◆ HOW TO COMPLETE THIS TASK: Your task is to give the entries back exactly, leaving nothing out.

◆ GIVEN ENTRIES:
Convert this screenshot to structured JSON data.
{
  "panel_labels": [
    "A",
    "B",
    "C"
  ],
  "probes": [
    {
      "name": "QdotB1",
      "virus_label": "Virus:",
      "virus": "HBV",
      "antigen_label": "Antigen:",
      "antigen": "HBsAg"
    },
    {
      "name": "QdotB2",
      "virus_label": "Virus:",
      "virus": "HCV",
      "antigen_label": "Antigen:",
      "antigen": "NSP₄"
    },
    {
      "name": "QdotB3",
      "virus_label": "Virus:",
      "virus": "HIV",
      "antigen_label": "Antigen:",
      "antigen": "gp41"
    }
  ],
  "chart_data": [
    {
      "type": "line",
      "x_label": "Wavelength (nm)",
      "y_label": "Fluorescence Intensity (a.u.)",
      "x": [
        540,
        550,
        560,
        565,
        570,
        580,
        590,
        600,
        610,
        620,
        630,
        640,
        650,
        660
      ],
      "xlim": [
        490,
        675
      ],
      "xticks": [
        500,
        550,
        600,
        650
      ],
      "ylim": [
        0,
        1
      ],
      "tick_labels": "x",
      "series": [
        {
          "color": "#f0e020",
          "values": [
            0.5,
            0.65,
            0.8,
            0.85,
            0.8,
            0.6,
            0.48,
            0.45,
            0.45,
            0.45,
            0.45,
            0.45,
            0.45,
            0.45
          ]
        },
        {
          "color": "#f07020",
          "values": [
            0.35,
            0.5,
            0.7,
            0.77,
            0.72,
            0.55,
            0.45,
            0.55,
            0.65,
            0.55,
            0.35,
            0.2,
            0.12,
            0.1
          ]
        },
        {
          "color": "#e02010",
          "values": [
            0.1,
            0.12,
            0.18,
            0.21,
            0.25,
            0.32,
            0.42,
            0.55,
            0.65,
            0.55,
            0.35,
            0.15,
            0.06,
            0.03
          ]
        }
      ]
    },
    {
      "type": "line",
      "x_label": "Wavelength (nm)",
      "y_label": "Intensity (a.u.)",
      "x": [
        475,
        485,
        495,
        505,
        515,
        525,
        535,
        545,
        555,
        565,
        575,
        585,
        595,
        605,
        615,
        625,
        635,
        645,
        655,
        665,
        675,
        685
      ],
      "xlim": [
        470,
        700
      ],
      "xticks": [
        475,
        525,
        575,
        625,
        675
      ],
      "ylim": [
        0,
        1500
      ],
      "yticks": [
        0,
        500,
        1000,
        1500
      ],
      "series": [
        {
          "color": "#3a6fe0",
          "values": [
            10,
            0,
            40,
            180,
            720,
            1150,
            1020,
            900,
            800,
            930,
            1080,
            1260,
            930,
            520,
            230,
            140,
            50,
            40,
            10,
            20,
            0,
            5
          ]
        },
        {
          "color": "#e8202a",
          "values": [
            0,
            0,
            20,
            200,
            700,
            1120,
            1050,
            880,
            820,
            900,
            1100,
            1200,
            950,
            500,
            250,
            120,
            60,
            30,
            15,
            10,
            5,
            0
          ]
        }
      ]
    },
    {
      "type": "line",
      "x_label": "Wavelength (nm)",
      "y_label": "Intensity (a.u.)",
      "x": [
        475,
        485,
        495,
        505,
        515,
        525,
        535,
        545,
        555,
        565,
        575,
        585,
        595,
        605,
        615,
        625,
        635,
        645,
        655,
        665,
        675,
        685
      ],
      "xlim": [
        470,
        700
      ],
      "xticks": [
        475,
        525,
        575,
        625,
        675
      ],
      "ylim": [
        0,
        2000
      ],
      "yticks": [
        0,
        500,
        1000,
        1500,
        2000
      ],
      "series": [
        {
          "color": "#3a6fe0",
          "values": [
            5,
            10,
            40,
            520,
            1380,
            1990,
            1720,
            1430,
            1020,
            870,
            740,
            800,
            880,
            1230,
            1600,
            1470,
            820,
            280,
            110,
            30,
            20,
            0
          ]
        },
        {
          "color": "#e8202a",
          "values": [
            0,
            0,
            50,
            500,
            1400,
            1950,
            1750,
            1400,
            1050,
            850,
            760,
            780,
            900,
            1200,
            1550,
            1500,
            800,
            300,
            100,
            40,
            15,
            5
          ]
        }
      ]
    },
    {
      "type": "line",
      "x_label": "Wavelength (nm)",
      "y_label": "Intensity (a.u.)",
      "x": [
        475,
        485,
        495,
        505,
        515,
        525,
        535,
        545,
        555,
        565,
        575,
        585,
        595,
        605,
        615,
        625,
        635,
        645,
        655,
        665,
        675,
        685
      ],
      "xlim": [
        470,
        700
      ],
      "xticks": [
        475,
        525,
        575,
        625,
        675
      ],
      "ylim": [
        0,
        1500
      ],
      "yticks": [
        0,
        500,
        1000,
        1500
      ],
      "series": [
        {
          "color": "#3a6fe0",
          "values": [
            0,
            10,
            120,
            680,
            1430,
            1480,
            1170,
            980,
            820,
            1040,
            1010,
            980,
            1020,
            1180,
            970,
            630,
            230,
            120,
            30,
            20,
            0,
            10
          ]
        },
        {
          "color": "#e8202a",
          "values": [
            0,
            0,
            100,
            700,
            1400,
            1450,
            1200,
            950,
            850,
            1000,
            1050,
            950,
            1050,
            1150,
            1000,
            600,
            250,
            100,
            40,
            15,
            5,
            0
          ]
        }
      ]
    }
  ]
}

◆ SOLUTION FOR THIS PROBLEM:
Convert this screenshot to structured JSON data.
{
  "panel_labels": [
    "A",
    "B",
    "C"
  ],
  "probes": [
    {
      "name": "QdotB1",
      "virus_label": "Virus:",
      "virus": "HBV",
      "antigen_label": "Antigen:",
      "antigen": "HBsAg"
    },
    {
      "name": "QdotB2",
      "virus_label": "Virus:",
      "virus": "HCV",
      "antigen_label": "Antigen:",
      "antigen": "NSP₄"
    },
    {
      "name": "QdotB3",
      "virus_label": "Virus:",
      "virus": "HIV",
      "antigen_label": "Antigen:",
      "antigen": "gp41"
    }
  ],
  "chart_data": [
    {
      "type": "line",
      "x_label": "Wavelength (nm)",
      "y_label": "Fluorescence Intensity (a.u.)",
      "x": [
        540,
        550,
        560,
        565,
        570,
        580,
        590,
        600,
        610,
        620,
        630,
        640,
        650,
        660
      ],
      "xlim": [
        490,
        675
      ],
      "xticks": [
        500,
        550,
        600,
        650
      ],
      "ylim": [
        0,
        1
      ],
      "tick_labels": "x",
      "series": [
        {
          "color": "#f0e020",
          "values": [
            0.5,
            0.65,
            0.8,
            0.85,
            0.8,
            0.6,
            0.48,
            0.45,
            0.45,
            0.45,
            0.45,
            0.45,
            0.45,
            0.45
          ]
        },
        {
          "color": "#f07020",
          "values": [
            0.35,
            0.5,
            0.7,
            0.77,
            0.72,
            0.55,
            0.45,
            0.55,
            0.65,
            0.55,
            0.35,
            0.2,
            0.12,
            0.1
          ]
        },
        {
          "color": "#e02010",
          "values": [
            0.1,
            0.12,
            0.18,
            0.21,
            0.25,
            0.32,
            0.42,
            0.55,
            0.65,
            0.55,
            0.35,
            0.15,
            0.06,
            0.03
          ]
        }
      ]
    },
    {
      "type": "line",
      "x_label": "Wavelength (nm)",
      "y_label": "Intensity (a.u.)",
      "x": [
        475,
        485,
        495,
        505,
        515,
        525,
        535,
        545,
        555,
        565,
        575,
        585,
        595,
        605,
        615,
        625,
        635,
        645,
        655,
        665,
        675,
        685
      ],
      "xlim": [
        470,
        700
      ],
      "xticks": [
        475,
        525,
        575,
        625,
        675
      ],
      "ylim": [
        0,
        1500
      ],
      "yticks": [
        0,
        500,
        1000,
        1500
      ],
      "series": [
        {
          "color": "#3a6fe0",
          "values": [
            10,
            0,
            40,
            180,
            720,
            1150,
            1020,
            900,
            800,
            930,
            1080,
            1260,
            930,
            520,
            230,
            140,
            50,
            40,
            10,
            20,
            0,
            5
          ]
        },
        {
          "color": "#e8202a",
          "values": [
            0,
            0,
            20,
            200,
            700,
            1120,
            1050,
            880,
            820,
            900,
            1100,
            1200,
            950,
            500,
            250,
            120,
            60,
            30,
            15,
            10,
            5,
            0
          ]
        }
      ]
    },
    {
      "type": "line",
      "x_label": "Wavelength (nm)",
      "y_label": "Intensity (a.u.)",
      "x": [
        475,
        485,
        495,
        505,
        515,
        525,
        535,
        545,
        555,
        565,
        575,
        585,
        595,
        605,
        615,
        625,
        635,
        645,
        655,
        665,
        675,
        685
      ],
      "xlim": [
        470,
        700
      ],
      "xticks": [
        475,
        525,
        575,
        625,
        675
      ],
      "ylim": [
        0,
        2000
      ],
      "yticks": [
        0,
        500,
        1000,
        1500,
        2000
      ],
      "series": [
        {
          "color": "#3a6fe0",
          "values": [
            5,
            10,
            40,
            520,
            1380,
            1990,
            1720,
            1430,
            1020,
            870,
            740,
            800,
            880,
            1230,
            1600,
            1470,
            820,
            280,
            110,
            30,
            20,
            0
          ]
        },
        {
          "color": "#e8202a",
          "values": [
            0,
            0,
            50,
            500,
            1400,
            1950,
            1750,
            1400,
            1050,
            850,
            760,
            780,
            900,
            1200,
            1550,
            1500,
            800,
            300,
            100,
            40,
            15,
            5
          ]
        }
      ]
    },
    {
      "type": "line",
      "x_label": "Wavelength (nm)",
      "y_label": "Intensity (a.u.)",
      "x": [
        475,
        485,
        495,
        505,
        515,
        525,
        535,
        545,
        555,
        565,
        575,
        585,
        595,
        605,
        615,
        625,
        635,
        645,
        655,
        665,
        675,
        685
      ],
      "xlim": [
        470,
        700
      ],
      "xticks": [
        475,
        525,
        575,
        625,
        675
      ],
      "ylim": [
        0,
        1500
      ],
      "yticks": [
        0,
        500,
        1000,
        1500
      ],
      "series": [
        {
          "color": "#3a6fe0",
          "values": [
            0,
            10,
            120,
            680,
            1430,
            1480,
            1170,
            980,
            820,
            1040,
            1010,
            980,
            1020,
            1180,
            970,
            630,
            230,
            120,
            30,
            20,
            0,
            10
          ]
        },
        {
          "color": "#e8202a",
          "values": [
            0,
            0,
            100,
            700,
            1400,
            1450,
            1200,
            950,
            850,
            1000,
            1050,
            950,
            1050,
            1150,
            1000,
            600,
            250,
            100,
            40,
            15,
            5,
            0
          ]
        }
      ]
    }
  ]
}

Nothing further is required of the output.